## [Challenge]
Write out the material exactly. Do not include the pictures.

## [Supplied records]
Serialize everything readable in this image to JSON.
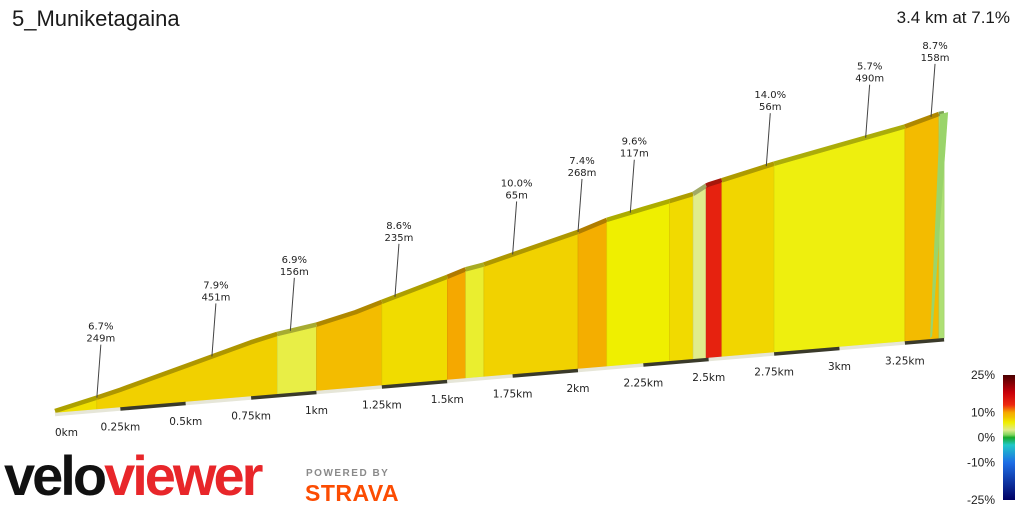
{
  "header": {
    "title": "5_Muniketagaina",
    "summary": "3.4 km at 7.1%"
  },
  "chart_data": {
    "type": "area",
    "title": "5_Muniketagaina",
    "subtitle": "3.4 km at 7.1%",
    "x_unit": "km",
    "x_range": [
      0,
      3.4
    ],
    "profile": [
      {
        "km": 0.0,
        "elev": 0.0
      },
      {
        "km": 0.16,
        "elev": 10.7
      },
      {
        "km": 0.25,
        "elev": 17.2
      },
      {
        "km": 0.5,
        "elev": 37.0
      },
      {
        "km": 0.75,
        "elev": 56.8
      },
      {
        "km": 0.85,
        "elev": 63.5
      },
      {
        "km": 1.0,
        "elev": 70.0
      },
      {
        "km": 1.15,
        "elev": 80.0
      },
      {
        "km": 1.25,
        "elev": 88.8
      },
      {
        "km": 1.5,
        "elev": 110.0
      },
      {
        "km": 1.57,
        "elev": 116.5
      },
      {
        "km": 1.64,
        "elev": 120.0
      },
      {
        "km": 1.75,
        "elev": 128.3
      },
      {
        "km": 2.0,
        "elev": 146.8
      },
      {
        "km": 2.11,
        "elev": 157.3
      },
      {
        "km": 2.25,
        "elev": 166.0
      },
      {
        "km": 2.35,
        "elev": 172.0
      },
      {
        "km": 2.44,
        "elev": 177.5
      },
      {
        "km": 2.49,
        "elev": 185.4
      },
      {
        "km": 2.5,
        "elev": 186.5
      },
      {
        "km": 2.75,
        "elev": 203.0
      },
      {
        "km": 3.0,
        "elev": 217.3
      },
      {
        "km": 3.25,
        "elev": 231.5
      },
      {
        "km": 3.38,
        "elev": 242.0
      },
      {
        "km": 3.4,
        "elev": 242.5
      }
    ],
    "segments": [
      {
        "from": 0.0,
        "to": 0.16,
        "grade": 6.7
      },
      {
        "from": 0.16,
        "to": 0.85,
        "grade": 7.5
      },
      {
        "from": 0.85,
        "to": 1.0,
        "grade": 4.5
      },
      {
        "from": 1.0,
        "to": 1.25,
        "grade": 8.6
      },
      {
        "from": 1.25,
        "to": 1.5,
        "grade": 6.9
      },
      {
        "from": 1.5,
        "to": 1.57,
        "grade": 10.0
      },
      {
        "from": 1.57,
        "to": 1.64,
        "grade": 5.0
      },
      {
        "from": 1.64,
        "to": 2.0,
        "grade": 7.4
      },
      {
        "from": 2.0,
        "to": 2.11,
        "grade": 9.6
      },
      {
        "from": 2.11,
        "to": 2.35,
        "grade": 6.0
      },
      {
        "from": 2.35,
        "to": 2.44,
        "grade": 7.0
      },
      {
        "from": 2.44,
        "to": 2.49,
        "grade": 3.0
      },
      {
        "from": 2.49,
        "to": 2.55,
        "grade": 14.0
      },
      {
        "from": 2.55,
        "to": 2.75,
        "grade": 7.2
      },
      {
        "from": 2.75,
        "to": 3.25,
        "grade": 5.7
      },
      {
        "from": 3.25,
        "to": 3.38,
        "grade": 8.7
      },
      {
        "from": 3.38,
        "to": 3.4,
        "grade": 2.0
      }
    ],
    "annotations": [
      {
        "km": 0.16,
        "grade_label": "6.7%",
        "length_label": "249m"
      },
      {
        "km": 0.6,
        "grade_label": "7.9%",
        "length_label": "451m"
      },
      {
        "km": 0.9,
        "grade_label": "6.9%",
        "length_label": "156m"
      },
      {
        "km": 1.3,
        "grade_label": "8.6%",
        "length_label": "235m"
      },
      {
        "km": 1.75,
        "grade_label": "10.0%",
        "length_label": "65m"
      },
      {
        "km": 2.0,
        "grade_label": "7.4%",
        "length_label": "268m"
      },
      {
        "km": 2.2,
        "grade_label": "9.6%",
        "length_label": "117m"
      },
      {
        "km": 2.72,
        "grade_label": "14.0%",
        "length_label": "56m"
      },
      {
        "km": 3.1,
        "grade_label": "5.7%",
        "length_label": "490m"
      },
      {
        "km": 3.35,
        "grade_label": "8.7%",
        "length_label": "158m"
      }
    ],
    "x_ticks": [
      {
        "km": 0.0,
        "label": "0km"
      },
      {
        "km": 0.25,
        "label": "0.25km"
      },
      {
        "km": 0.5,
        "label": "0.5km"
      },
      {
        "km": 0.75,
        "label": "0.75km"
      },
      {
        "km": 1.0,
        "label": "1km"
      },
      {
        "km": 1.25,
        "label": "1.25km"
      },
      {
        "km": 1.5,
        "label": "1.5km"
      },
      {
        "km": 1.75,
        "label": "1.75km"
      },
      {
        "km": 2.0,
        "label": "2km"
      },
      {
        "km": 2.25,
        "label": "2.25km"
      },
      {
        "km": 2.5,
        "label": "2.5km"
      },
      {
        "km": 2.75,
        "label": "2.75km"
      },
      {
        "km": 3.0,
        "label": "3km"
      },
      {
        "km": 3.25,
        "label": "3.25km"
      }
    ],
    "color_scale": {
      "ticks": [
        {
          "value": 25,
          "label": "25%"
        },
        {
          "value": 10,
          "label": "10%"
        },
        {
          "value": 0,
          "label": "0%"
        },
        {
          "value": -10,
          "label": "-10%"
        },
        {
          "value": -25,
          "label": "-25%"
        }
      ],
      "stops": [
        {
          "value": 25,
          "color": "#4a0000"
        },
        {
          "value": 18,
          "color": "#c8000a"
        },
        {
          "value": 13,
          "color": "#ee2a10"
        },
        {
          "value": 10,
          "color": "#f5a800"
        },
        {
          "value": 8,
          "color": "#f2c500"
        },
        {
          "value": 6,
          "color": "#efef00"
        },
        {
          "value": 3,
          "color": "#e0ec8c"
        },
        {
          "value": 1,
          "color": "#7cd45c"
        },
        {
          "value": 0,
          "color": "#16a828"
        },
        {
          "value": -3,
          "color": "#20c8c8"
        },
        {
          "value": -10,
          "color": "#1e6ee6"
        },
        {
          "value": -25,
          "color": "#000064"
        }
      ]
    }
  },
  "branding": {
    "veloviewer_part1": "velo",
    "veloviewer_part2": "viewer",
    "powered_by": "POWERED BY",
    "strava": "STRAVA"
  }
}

## [Written solution]
Serialize everything readable in this image to JSON.
{
  "header": {
    "title": "5_Muniketagaina",
    "summary": "3.4 km at 7.1%"
  },
  "chart_data": {
    "type": "area",
    "title": "5_Muniketagaina",
    "subtitle": "3.4 km at 7.1%",
    "x_unit": "km",
    "x_range": [
      0,
      3.4
    ],
    "profile": [
      {
        "km": 0.0,
        "elev": 0.0
      },
      {
        "km": 0.16,
        "elev": 10.7
      },
      {
        "km": 0.25,
        "elev": 17.2
      },
      {
        "km": 0.5,
        "elev": 37.0
      },
      {
        "km": 0.75,
        "elev": 56.8
      },
      {
        "km": 0.85,
        "elev": 63.5
      },
      {
        "km": 1.0,
        "elev": 70.0
      },
      {
        "km": 1.15,
        "elev": 80.0
      },
      {
        "km": 1.25,
        "elev": 88.8
      },
      {
        "km": 1.5,
        "elev": 110.0
      },
      {
        "km": 1.57,
        "elev": 116.5
      },
      {
        "km": 1.64,
        "elev": 120.0
      },
      {
        "km": 1.75,
        "elev": 128.3
      },
      {
        "km": 2.0,
        "elev": 146.8
      },
      {
        "km": 2.11,
        "elev": 157.3
      },
      {
        "km": 2.25,
        "elev": 166.0
      },
      {
        "km": 2.35,
        "elev": 172.0
      },
      {
        "km": 2.44,
        "elev": 177.5
      },
      {
        "km": 2.49,
        "elev": 185.4
      },
      {
        "km": 2.5,
        "elev": 186.5
      },
      {
        "km": 2.75,
        "elev": 203.0
      },
      {
        "km": 3.0,
        "elev": 217.3
      },
      {
        "km": 3.25,
        "elev": 231.5
      },
      {
        "km": 3.38,
        "elev": 242.0
      },
      {
        "km": 3.4,
        "elev": 242.5
      }
    ],
    "segments": [
      {
        "from": 0.0,
        "to": 0.16,
        "grade": 6.7
      },
      {
        "from": 0.16,
        "to": 0.85,
        "grade": 7.5
      },
      {
        "from": 0.85,
        "to": 1.0,
        "grade": 4.5
      },
      {
        "from": 1.0,
        "to": 1.25,
        "grade": 8.6
      },
      {
        "from": 1.25,
        "to": 1.5,
        "grade": 6.9
      },
      {
        "from": 1.5,
        "to": 1.57,
        "grade": 10.0
      },
      {
        "from": 1.57,
        "to": 1.64,
        "grade": 5.0
      },
      {
        "from": 1.64,
        "to": 2.0,
        "grade": 7.4
      },
      {
        "from": 2.0,
        "to": 2.11,
        "grade": 9.6
      },
      {
        "from": 2.11,
        "to": 2.35,
        "grade": 6.0
      },
      {
        "from": 2.35,
        "to": 2.44,
        "grade": 7.0
      },
      {
        "from": 2.44,
        "to": 2.49,
        "grade": 3.0
      },
      {
        "from": 2.49,
        "to": 2.55,
        "grade": 14.0
      },
      {
        "from": 2.55,
        "to": 2.75,
        "grade": 7.2
      },
      {
        "from": 2.75,
        "to": 3.25,
        "grade": 5.7
      },
      {
        "from": 3.25,
        "to": 3.38,
        "grade": 8.7
      },
      {
        "from": 3.38,
        "to": 3.4,
        "grade": 2.0
      }
    ],
    "annotations": [
      {
        "km": 0.16,
        "grade_label": "6.7%",
        "length_label": "249m"
      },
      {
        "km": 0.6,
        "grade_label": "7.9%",
        "length_label": "451m"
      },
      {
        "km": 0.9,
        "grade_label": "6.9%",
        "length_label": "156m"
      },
      {
        "km": 1.3,
        "grade_label": "8.6%",
        "length_label": "235m"
      },
      {
        "km": 1.75,
        "grade_label": "10.0%",
        "length_label": "65m"
      },
      {
        "km": 2.0,
        "grade_label": "7.4%",
        "length_label": "268m"
      },
      {
        "km": 2.2,
        "grade_label": "9.6%",
        "length_label": "117m"
      },
      {
        "km": 2.72,
        "grade_label": "14.0%",
        "length_label": "56m"
      },
      {
        "km": 3.1,
        "grade_label": "5.7%",
        "length_label": "490m"
      },
      {
        "km": 3.35,
        "grade_label": "8.7%",
        "length_label": "158m"
      }
    ],
    "x_ticks": [
      {
        "km": 0.0,
        "label": "0km"
      },
      {
        "km": 0.25,
        "label": "0.25km"
      },
      {
        "km": 0.5,
        "label": "0.5km"
      },
      {
        "km": 0.75,
        "label": "0.75km"
      },
      {
        "km": 1.0,
        "label": "1km"
      },
      {
        "km": 1.25,
        "label": "1.25km"
      },
      {
        "km": 1.5,
        "label": "1.5km"
      },
      {
        "km": 1.75,
        "label": "1.75km"
      },
      {
        "km": 2.0,
        "label": "2km"
      },
      {
        "km": 2.25,
        "label": "2.25km"
      },
      {
        "km": 2.5,
        "label": "2.5km"
      },
      {
        "km": 2.75,
        "label": "2.75km"
      },
      {
        "km": 3.0,
        "label": "3km"
      },
      {
        "km": 3.25,
        "label": "3.25km"
      }
    ],
    "color_scale": {
      "ticks": [
        {
          "value": 25,
          "label": "25%"
        },
        {
          "value": 10,
          "label": "10%"
        },
        {
          "value": 0,
          "label": "0%"
        },
        {
          "value": -10,
          "label": "-10%"
        },
        {
          "value": -25,
          "label": "-25%"
        }
      ],
      "stops": [
        {
          "value": 25,
          "color": "#4a0000"
        },
        {
          "value": 18,
          "color": "#c8000a"
        },
        {
          "value": 13,
          "color": "#ee2a10"
        },
        {
          "value": 10,
          "color": "#f5a800"
        },
        {
          "value": 8,
          "color": "#f2c500"
        },
        {
          "value": 6,
          "color": "#efef00"
        },
        {
          "value": 3,
          "color": "#e0ec8c"
        },
        {
          "value": 1,
          "color": "#7cd45c"
        },
        {
          "value": 0,
          "color": "#16a828"
        },
        {
          "value": -3,
          "color": "#20c8c8"
        },
        {
          "value": -10,
          "color": "#1e6ee6"
        },
        {
          "value": -25,
          "color": "#000064"
        }
      ]
    }
  },
  "branding": {
    "veloviewer_part1": "velo",
    "veloviewer_part2": "viewer",
    "powered_by": "POWERED BY",
    "strava": "STRAVA"
  }
}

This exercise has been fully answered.